-- Data to process --
····················

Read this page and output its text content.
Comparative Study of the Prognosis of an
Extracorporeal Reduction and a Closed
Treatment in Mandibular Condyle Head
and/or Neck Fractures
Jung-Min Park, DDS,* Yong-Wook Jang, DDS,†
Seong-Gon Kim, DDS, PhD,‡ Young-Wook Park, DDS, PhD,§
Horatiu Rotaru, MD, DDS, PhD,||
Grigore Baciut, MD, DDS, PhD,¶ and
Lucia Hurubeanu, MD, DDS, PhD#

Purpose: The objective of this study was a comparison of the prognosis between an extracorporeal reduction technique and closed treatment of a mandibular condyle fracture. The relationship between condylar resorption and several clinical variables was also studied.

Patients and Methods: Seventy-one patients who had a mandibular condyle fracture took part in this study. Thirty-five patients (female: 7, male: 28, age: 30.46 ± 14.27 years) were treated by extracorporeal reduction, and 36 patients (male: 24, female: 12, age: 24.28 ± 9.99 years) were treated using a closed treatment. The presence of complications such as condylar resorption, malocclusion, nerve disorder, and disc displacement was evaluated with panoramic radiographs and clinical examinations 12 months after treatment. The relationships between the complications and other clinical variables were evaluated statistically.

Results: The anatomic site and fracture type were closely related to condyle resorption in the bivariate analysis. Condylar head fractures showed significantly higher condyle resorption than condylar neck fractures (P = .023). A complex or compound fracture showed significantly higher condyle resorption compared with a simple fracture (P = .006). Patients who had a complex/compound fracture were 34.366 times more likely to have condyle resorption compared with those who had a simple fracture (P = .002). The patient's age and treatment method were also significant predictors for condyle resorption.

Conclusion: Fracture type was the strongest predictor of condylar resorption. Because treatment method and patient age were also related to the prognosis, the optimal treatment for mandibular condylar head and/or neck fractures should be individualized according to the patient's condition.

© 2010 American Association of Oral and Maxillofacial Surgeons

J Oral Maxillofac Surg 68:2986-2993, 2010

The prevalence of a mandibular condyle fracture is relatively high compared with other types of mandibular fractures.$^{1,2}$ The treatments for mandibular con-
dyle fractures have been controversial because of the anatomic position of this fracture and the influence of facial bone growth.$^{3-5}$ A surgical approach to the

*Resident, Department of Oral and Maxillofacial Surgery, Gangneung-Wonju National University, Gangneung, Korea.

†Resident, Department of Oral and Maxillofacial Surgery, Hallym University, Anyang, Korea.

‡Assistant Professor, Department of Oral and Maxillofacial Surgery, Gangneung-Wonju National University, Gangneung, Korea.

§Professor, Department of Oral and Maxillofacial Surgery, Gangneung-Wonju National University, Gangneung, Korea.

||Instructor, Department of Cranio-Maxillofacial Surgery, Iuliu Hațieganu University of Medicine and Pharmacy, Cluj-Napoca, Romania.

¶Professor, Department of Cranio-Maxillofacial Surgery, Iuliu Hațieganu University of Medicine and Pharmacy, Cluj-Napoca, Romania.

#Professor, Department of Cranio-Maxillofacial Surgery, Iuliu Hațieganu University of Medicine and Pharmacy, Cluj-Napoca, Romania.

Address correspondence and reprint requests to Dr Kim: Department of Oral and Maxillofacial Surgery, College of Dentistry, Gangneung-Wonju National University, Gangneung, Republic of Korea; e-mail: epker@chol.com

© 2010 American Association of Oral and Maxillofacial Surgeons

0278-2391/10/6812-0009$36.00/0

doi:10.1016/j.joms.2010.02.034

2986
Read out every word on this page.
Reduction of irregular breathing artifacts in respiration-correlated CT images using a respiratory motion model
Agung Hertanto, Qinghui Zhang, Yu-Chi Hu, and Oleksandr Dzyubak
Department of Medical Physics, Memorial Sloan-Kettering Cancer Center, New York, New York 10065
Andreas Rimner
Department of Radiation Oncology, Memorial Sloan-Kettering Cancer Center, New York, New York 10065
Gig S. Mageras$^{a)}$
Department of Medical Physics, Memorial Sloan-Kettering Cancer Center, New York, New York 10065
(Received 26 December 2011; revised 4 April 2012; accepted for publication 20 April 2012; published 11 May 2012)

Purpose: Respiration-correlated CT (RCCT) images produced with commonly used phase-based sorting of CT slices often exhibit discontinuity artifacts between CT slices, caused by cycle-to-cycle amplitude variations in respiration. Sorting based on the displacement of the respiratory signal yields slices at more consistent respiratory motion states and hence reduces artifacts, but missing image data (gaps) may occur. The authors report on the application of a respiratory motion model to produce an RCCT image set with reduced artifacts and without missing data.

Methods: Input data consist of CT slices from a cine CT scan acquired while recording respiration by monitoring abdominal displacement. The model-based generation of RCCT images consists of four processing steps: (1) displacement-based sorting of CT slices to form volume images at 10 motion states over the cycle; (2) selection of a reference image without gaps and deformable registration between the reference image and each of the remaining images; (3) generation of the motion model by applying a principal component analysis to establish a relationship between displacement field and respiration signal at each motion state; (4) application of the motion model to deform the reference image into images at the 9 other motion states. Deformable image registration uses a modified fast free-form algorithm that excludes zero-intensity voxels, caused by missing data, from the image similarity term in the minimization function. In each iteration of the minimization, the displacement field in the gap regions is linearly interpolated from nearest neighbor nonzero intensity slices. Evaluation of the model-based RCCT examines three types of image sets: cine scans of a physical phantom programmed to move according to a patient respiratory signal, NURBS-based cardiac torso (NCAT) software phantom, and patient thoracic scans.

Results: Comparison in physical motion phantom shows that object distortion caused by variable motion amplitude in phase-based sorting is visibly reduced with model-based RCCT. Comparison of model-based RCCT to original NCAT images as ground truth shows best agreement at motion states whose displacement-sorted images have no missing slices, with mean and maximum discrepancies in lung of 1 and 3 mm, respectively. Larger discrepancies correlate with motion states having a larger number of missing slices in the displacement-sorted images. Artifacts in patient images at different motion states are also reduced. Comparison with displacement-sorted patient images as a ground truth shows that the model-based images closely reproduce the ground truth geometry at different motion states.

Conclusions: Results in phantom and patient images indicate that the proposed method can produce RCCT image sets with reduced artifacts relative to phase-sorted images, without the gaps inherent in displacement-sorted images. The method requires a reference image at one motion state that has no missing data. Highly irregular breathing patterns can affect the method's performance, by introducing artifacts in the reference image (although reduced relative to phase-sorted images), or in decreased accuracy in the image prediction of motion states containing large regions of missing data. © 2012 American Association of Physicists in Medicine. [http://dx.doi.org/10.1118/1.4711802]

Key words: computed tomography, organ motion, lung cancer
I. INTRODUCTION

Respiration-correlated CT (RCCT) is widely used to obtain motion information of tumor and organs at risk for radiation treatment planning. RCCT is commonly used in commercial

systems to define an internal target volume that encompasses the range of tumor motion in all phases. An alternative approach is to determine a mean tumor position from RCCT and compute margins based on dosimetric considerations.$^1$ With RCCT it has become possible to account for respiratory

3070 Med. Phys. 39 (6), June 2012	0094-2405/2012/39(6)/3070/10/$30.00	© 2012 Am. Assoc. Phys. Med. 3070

····················

-- Task objective --
Would you please give back all of the material above exactly as it stands?

-- Answer to the problem --
Read this page and output its text content.
Comparative Study of the Prognosis of an
Extracorporeal Reduction and a Closed
Treatment in Mandibular Condyle Head
and/or Neck Fractures
Jung-Min Park, DDS,* Yong-Wook Jang, DDS,†
Seong-Gon Kim, DDS, PhD,‡ Young-Wook Park, DDS, PhD,§
Horatiu Rotaru, MD, DDS, PhD,||
Grigore Baciut, MD, DDS, PhD,¶ and
Lucia Hurubeanu, MD, DDS, PhD#

Purpose: The objective of this study was a comparison of the prognosis between an extracorporeal reduction technique and closed treatment of a mandibular condyle fracture. The relationship between condylar resorption and several clinical variables was also studied.

Patients and Methods: Seventy-one patients who had a mandibular condyle fracture took part in this study. Thirty-five patients (female: 7, male: 28, age: 30.46 ± 14.27 years) were treated by extracorporeal reduction, and 36 patients (male: 24, female: 12, age: 24.28 ± 9.99 years) were treated using a closed treatment. The presence of complications such as condylar resorption, malocclusion, nerve disorder, and disc displacement was evaluated with panoramic radiographs and clinical examinations 12 months after treatment. The relationships between the complications and other clinical variables were evaluated statistically.

Results: The anatomic site and fracture type were closely related to condyle resorption in the bivariate analysis. Condylar head fractures showed significantly higher condyle resorption than condylar neck fractures (P = .023). A complex or compound fracture showed significantly higher condyle resorption compared with a simple fracture (P = .006). Patients who had a complex/compound fracture were 34.366 times more likely to have condyle resorption compared with those who had a simple fracture (P = .002). The patient's age and treatment method were also significant predictors for condyle resorption.

Conclusion: Fracture type was the strongest predictor of condylar resorption. Because treatment method and patient age were also related to the prognosis, the optimal treatment for mandibular condylar head and/or neck fractures should be individualized according to the patient's condition.

© 2010 American Association of Oral and Maxillofacial Surgeons

J Oral Maxillofac Surg 68:2986-2993, 2010

The prevalence of a mandibular condyle fracture is relatively high compared with other types of mandibular fractures.$^{1,2}$ The treatments for mandibular con-
dyle fractures have been controversial because of the anatomic position of this fracture and the influence of facial bone growth.$^{3-5}$ A surgical approach to the

*Resident, Department of Oral and Maxillofacial Surgery, Gangneung-Wonju National University, Gangneung, Korea.

†Resident, Department of Oral and Maxillofacial Surgery, Hallym University, Anyang, Korea.

‡Assistant Professor, Department of Oral and Maxillofacial Surgery, Gangneung-Wonju National University, Gangneung, Korea.

§Professor, Department of Oral and Maxillofacial Surgery, Gangneung-Wonju National University, Gangneung, Korea.

||Instructor, Department of Cranio-Maxillofacial Surgery, Iuliu Hațieganu University of Medicine and Pharmacy, Cluj-Napoca, Romania.

¶Professor, Department of Cranio-Maxillofacial Surgery, Iuliu Hațieganu University of Medicine and Pharmacy, Cluj-Napoca, Romania.

#Professor, Department of Cranio-Maxillofacial Surgery, Iuliu Hațieganu University of Medicine and Pharmacy, Cluj-Napoca, Romania.

Address correspondence and reprint requests to Dr Kim: Department of Oral and Maxillofacial Surgery, College of Dentistry, Gangneung-Wonju National University, Gangneung, Republic of Korea; e-mail: epker@chol.com

© 2010 American Association of Oral and Maxillofacial Surgeons

0278-2391/10/6812-0009$36.00/0

doi:10.1016/j.joms.2010.02.034

2986
Read out every word on this page.
Reduction of irregular breathing artifacts in respiration-correlated CT images using a respiratory motion model
Agung Hertanto, Qinghui Zhang, Yu-Chi Hu, and Oleksandr Dzyubak
Department of Medical Physics, Memorial Sloan-Kettering Cancer Center, New York, New York 10065
Andreas Rimner
Department of Radiation Oncology, Memorial Sloan-Kettering Cancer Center, New York, New York 10065
Gig S. Mageras$^{a)}$
Department of Medical Physics, Memorial Sloan-Kettering Cancer Center, New York, New York 10065
(Received 26 December 2011; revised 4 April 2012; accepted for publication 20 April 2012; published 11 May 2012)

Purpose: Respiration-correlated CT (RCCT) images produced with commonly used phase-based sorting of CT slices often exhibit discontinuity artifacts between CT slices, caused by cycle-to-cycle amplitude variations in respiration. Sorting based on the displacement of the respiratory signal yields slices at more consistent respiratory motion states and hence reduces artifacts, but missing image data (gaps) may occur. The authors report on the application of a respiratory motion model to produce an RCCT image set with reduced artifacts and without missing data.

Methods: Input data consist of CT slices from a cine CT scan acquired while recording respiration by monitoring abdominal displacement. The model-based generation of RCCT images consists of four processing steps: (1) displacement-based sorting of CT slices to form volume images at 10 motion states over the cycle; (2) selection of a reference image without gaps and deformable registration between the reference image and each of the remaining images; (3) generation of the motion model by applying a principal component analysis to establish a relationship between displacement field and respiration signal at each motion state; (4) application of the motion model to deform the reference image into images at the 9 other motion states. Deformable image registration uses a modified fast free-form algorithm that excludes zero-intensity voxels, caused by missing data, from the image similarity term in the minimization function. In each iteration of the minimization, the displacement field in the gap regions is linearly interpolated from nearest neighbor nonzero intensity slices. Evaluation of the model-based RCCT examines three types of image sets: cine scans of a physical phantom programmed to move according to a patient respiratory signal, NURBS-based cardiac torso (NCAT) software phantom, and patient thoracic scans.

Results: Comparison in physical motion phantom shows that object distortion caused by variable motion amplitude in phase-based sorting is visibly reduced with model-based RCCT. Comparison of model-based RCCT to original NCAT images as ground truth shows best agreement at motion states whose displacement-sorted images have no missing slices, with mean and maximum discrepancies in lung of 1 and 3 mm, respectively. Larger discrepancies correlate with motion states having a larger number of missing slices in the displacement-sorted images. Artifacts in patient images at different motion states are also reduced. Comparison with displacement-sorted patient images as a ground truth shows that the model-based images closely reproduce the ground truth geometry at different motion states.

Conclusions: Results in phantom and patient images indicate that the proposed method can produce RCCT image sets with reduced artifacts relative to phase-sorted images, without the gaps inherent in displacement-sorted images. The method requires a reference image at one motion state that has no missing data. Highly irregular breathing patterns can affect the method's performance, by introducing artifacts in the reference image (although reduced relative to phase-sorted images), or in decreased accuracy in the image prediction of motion states containing large regions of missing data. © 2012 American Association of Physicists in Medicine. [http://dx.doi.org/10.1118/1.4711802]

Key words: computed tomography, organ motion, lung cancer
I. INTRODUCTION

Respiration-correlated CT (RCCT) is widely used to obtain motion information of tumor and organs at risk for radiation treatment planning. RCCT is commonly used in commercial

systems to define an internal target volume that encompasses the range of tumor motion in all phases. An alternative approach is to determine a mean tumor position from RCCT and compute margins based on dosimetric considerations.$^1$ With RCCT it has become possible to account for respiratory

3070 Med. Phys. 39 (6), June 2012	0094-2405/2012/39(6)/3070/10/$30.00	© 2012 Am. Assoc. Phys. Med. 3070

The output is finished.